Working data:
········
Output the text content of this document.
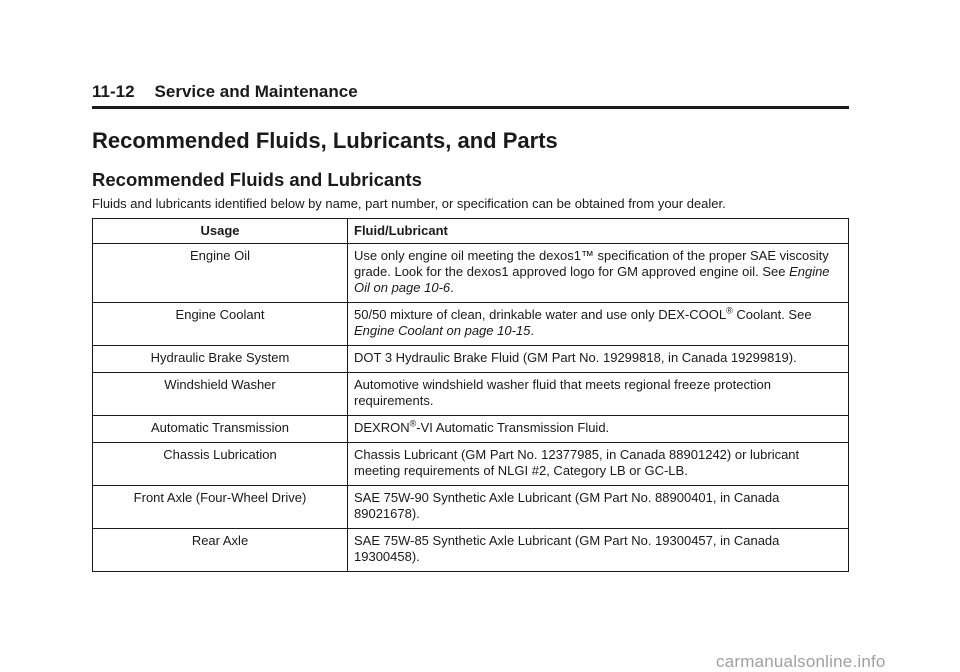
11-12 Service and Maintenance
Recommended Fluids, Lubricants, and Parts
Recommended Fluids and Lubricants

Fluids and lubricants identified below by name, part number, or specification can be obtained from your dealer.

Usage	Fluid/Lubricant
Engine Oil	Use only engine oil meeting the dexos1™ specification of the proper SAE viscosity grade. Look for the dexos1 approved logo for GM approved engine oil. See Engine Oil on page 10-6.
Engine Coolant	50/50 mixture of clean, drinkable water and use only DEX-COOL® Coolant. See Engine Coolant on page 10-15.
Hydraulic Brake System	DOT 3 Hydraulic Brake Fluid (GM Part No. 19299818, in Canada 19299819).
Windshield Washer	Automotive windshield washer fluid that meets regional freeze protection requirements.
Automatic Transmission	DEXRON®-VI Automatic Transmission Fluid.
Chassis Lubrication	Chassis Lubricant (GM Part No. 12377985, in Canada 88901242) or lubricant meeting requirements of NLGI #2, Category LB or GC-LB.
Front Axle (Four-Wheel Drive)	SAE 75W-90 Synthetic Axle Lubricant (GM Part No. 88900401, in Canada 89021678).
Rear Axle	SAE 75W-85 Synthetic Axle Lubricant (GM Part No. 19300457, in Canada 19300458).
carmanualsonline.info
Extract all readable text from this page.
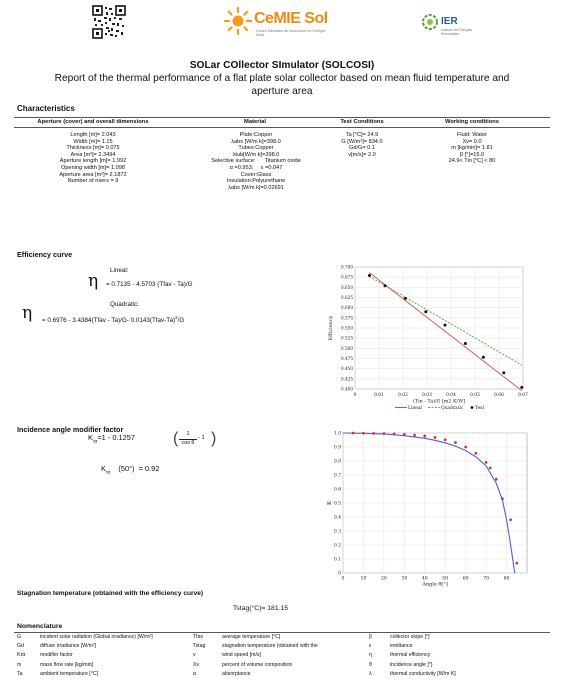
CeMIE Sol
Centro Mexicano de Innovación en Energía Solar
IER
Instituto de Energías Renovables
SOLar COllector SImulator (SOLCOSI)
Report of the thermal performance of a flat plate solar collector based on mean fluid temperature and
aperture area
Characteristics
Aperture (cover) and overall dimensions	Material	Test Conditions	Working conditions
Length [m]= 2.043
Width [m]= 1.15
Thickness [m]= 0.075
Area [m²]= 2.3494
Aperture length [m]= 1.992
Opening width [m]= 1.098
Aperture area [m²]= 2.1872
Number of risers = 9
Plate:Copper
λabs [W/m k]=398.0
Tubes:Copper
λtub[W/m k]=398.0
Selective surface: Titanium oxide
α =0.953; ε =0.047
Cover:Glass
Insulation:Polyurethane
λabs [W/m k]=0.02691
Ta [°C]= 24.9
G [W/m²]= 834.0
Gd/G= 0.1
v[m/s]= 2.0
Fluid: Water
Xv= 0.0
m [kg/min]= 1.81
β [°]=15.0
24.9< Tin [°C] < 80
Efficiency curve
η
Lineal:
= 0.7135 - 4.5703 (Tfav - Ta)/G
Quadratic:
η = 0.6976 - 3.4384(Tfav - Ta)/G- 0.0143(Tfav-Ta)$^2$/G
0.400
0.425
0.450
0.475
0.500
0.525
0.550
0.575
0.600
0.625
0.650
0.675
0.700
0	0.01	0.02	0.03	0.04	0.05	0.06	0.07
(Tin - Ta)/G [m2 K/W]
Efficiency
Lineal	Quadratic	Test
Incidence angle modifier factor
$K_{\tau\alpha}=1 - 0.1257$ (	1
cos θ
- 1 )
$K_{\tau\alpha}$ (50°) = 0.92
0
0.1
0.2
0.3
0.4
0.5
0.6
0.7
0.8
0.9
1.0
0	10	20	30	40	50	60	70	80
Angle θ[°]
K
Stagnation temperature (obtained with the efficiency curve)
Tstag(°C)= 181.15
Nomenclature
G	incident solar radiation (Global irradiance) [W/m²]	Tfav	average temperature [°C]	β	collector slope [°]
Gd	diffuse irradiance [W/m²]	Tstag	stagnation temperature (obtained with the	ε	emittance
Kτα	modifier factor	v	wind speed [m/s]	η	thermal efficiency
m	mass flow rate [kg/min]	Xv	percent of volume composition	θ	incidence angle [°]
Ta	ambient temperature [°C]	α	absorptance	λ	thermal conductivity [W/m K]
········
What to produce: Without the pictures, output the full listing exactly as it stands.

Task answer:
Output the text content of this document.
11-12 Service and Maintenance
Recommended Fluids, Lubricants, and Parts
Recommended Fluids and Lubricants

Fluids and lubricants identified below by name, part number, or specification can be obtained from your dealer.

Usage	Fluid/Lubricant
Engine Oil	Use only engine oil meeting the dexos1™ specification of the proper SAE viscosity grade. Look for the dexos1 approved logo for GM approved engine oil. See Engine Oil on page 10-6.
Engine Coolant	50/50 mixture of clean, drinkable water and use only DEX-COOL® Coolant. See Engine Coolant on page 10-15.
Hydraulic Brake System	DOT 3 Hydraulic Brake Fluid (GM Part No. 19299818, in Canada 19299819).
Windshield Washer	Automotive windshield washer fluid that meets regional freeze protection requirements.
Automatic Transmission	DEXRON®-VI Automatic Transmission Fluid.
Chassis Lubrication	Chassis Lubricant (GM Part No. 12377985, in Canada 88901242) or lubricant meeting requirements of NLGI #2, Category LB or GC-LB.
Front Axle (Four-Wheel Drive)	SAE 75W-90 Synthetic Axle Lubricant (GM Part No. 88900401, in Canada 89021678).
Rear Axle	SAE 75W-85 Synthetic Axle Lubricant (GM Part No. 19300457, in Canada 19300458).
carmanualsonline.info
Extract all readable text from this page.
CeMIE Sol
Centro Mexicano de Innovación en Energía Solar
IER
Instituto de Energías Renovables
SOLar COllector SImulator (SOLCOSI)
Report of the thermal performance of a flat plate solar collector based on mean fluid temperature and
aperture area
Characteristics
Aperture (cover) and overall dimensions	Material	Test Conditions	Working conditions
Length [m]= 2.043
Width [m]= 1.15
Thickness [m]= 0.075
Area [m²]= 2.3494
Aperture length [m]= 1.992
Opening width [m]= 1.098
Aperture area [m²]= 2.1872
Number of risers = 9
Plate:Copper
λabs [W/m k]=398.0
Tubes:Copper
λtub[W/m k]=398.0
Selective surface: Titanium oxide
α =0.953; ε =0.047
Cover:Glass
Insulation:Polyurethane
λabs [W/m k]=0.02691
Ta [°C]= 24.9
G [W/m²]= 834.0
Gd/G= 0.1
v[m/s]= 2.0
Fluid: Water
Xv= 0.0
m [kg/min]= 1.81
β [°]=15.0
24.9< Tin [°C] < 80
Efficiency curve
η
Lineal:
= 0.7135 - 4.5703 (Tfav - Ta)/G
Quadratic:
η = 0.6976 - 3.4384(Tfav - Ta)/G- 0.0143(Tfav-Ta)$^2$/G
0.400
0.425
0.450
0.475
0.500
0.525
0.550
0.575
0.600
0.625
0.650
0.675
0.700
0	0.01	0.02	0.03	0.04	0.05	0.06	0.07
(Tin - Ta)/G [m2 K/W]
Efficiency
Lineal	Quadratic	Test
Incidence angle modifier factor
$K_{\tau\alpha}=1 - 0.1257$ (	1
cos θ
- 1 )
$K_{\tau\alpha}$ (50°) = 0.92
0
0.1
0.2
0.3
0.4
0.5
0.6
0.7
0.8
0.9
1.0
0	10	20	30	40	50	60	70	80
Angle θ[°]
K
Stagnation temperature (obtained with the efficiency curve)
Tstag(°C)= 181.15
Nomenclature
G	incident solar radiation (Global irradiance) [W/m²]	Tfav	average temperature [°C]	β	collector slope [°]
Gd	diffuse irradiance [W/m²]	Tstag	stagnation temperature (obtained with the	ε	emittance
Kτα	modifier factor	v	wind speed [m/s]	η	thermal efficiency
m	mass flow rate [kg/min]	Xv	percent of volume composition	θ	incidence angle [°]
Ta	ambient temperature [°C]	α	absorptance	λ	thermal conductivity [W/m K]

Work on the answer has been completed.